◆ Task description ◆
Copy out every line exactly, passing over the pictures.
--
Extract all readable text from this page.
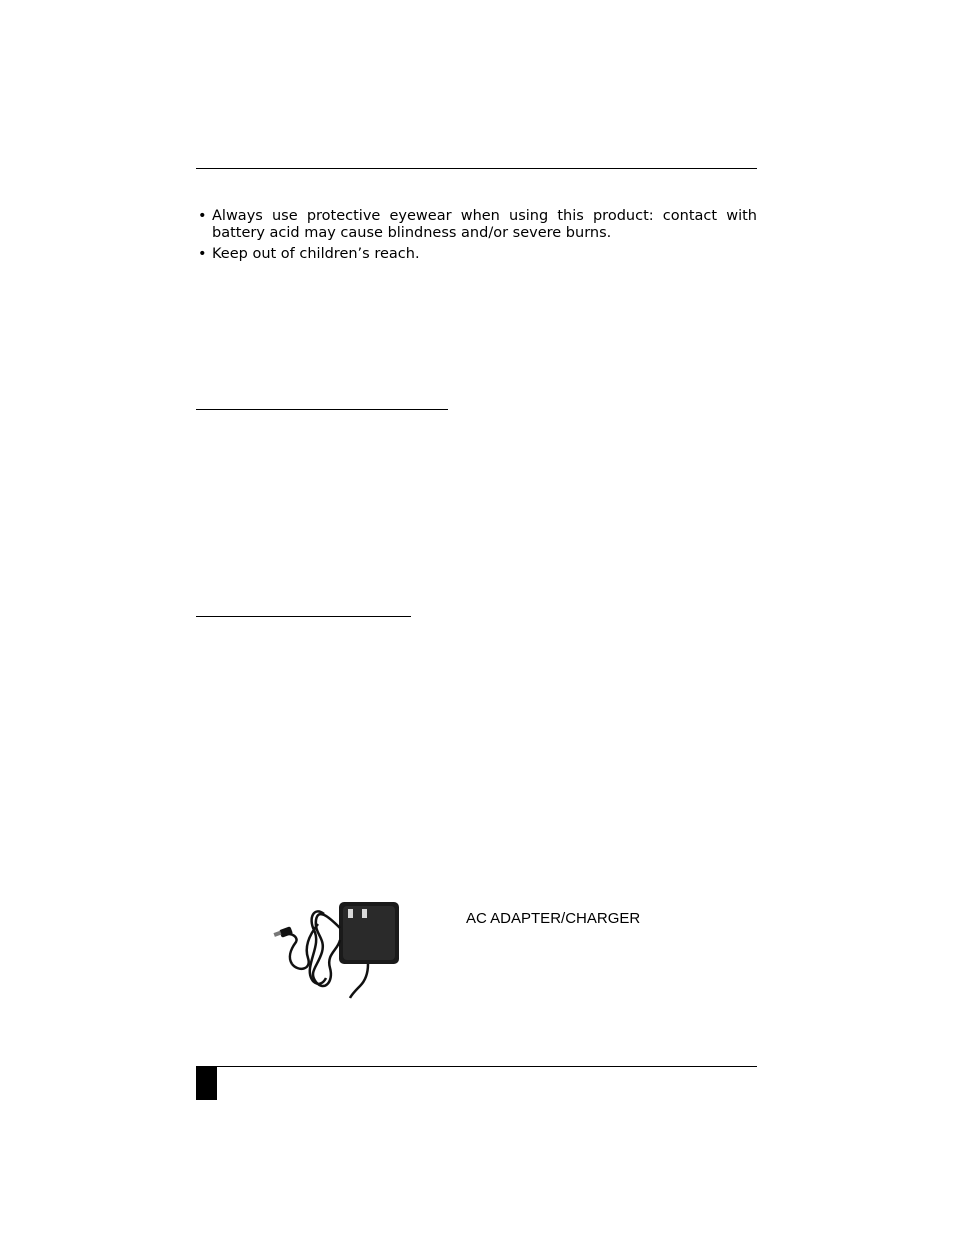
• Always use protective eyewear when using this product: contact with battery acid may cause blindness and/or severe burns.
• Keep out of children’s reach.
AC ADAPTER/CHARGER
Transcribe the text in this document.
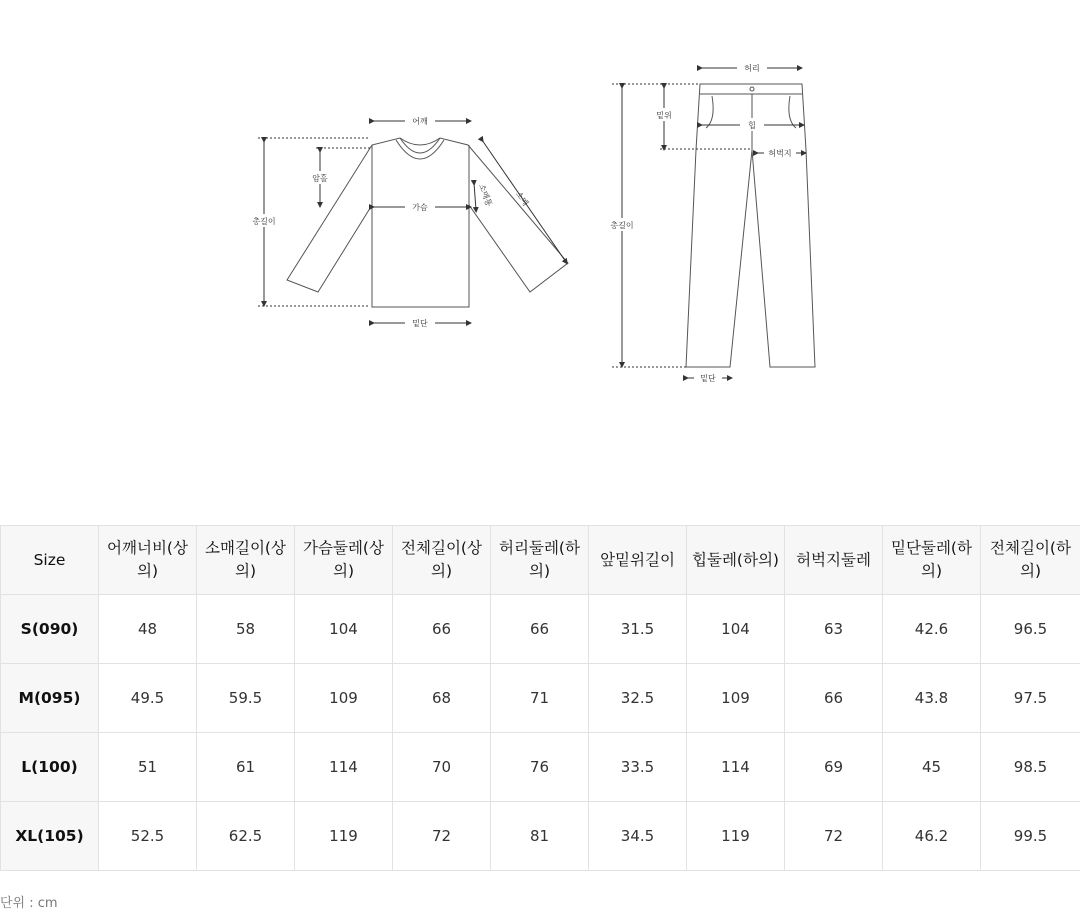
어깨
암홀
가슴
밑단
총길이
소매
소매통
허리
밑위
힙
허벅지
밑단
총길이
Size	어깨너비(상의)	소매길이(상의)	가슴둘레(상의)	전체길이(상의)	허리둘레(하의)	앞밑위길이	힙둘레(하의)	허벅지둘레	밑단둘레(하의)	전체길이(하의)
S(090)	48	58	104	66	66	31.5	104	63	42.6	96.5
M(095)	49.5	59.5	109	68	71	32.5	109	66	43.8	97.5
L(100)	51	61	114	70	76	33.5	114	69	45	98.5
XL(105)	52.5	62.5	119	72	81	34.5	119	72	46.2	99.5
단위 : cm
--
◆ Answer to the task ◆
Extract all readable text from this page.
• Always use protective eyewear when using this product: contact with battery acid may cause blindness and/or severe burns.
• Keep out of children’s reach.
AC ADAPTER/CHARGER
Transcribe the text in this document.
어깨
암홀
가슴
밑단
총길이
소매
소매통
허리
밑위
힙
허벅지
밑단
총길이
Size	어깨너비(상의)	소매길이(상의)	가슴둘레(상의)	전체길이(상의)	허리둘레(하의)	앞밑위길이	힙둘레(하의)	허벅지둘레	밑단둘레(하의)	전체길이(하의)
S(090)	48	58	104	66	66	31.5	104	63	42.6	96.5
M(095)	49.5	59.5	109	68	71	32.5	109	66	43.8	97.5
L(100)	51	61	114	70	76	33.5	114	69	45	98.5
XL(105)	52.5	62.5	119	72	81	34.5	119	72	46.2	99.5
단위 : cm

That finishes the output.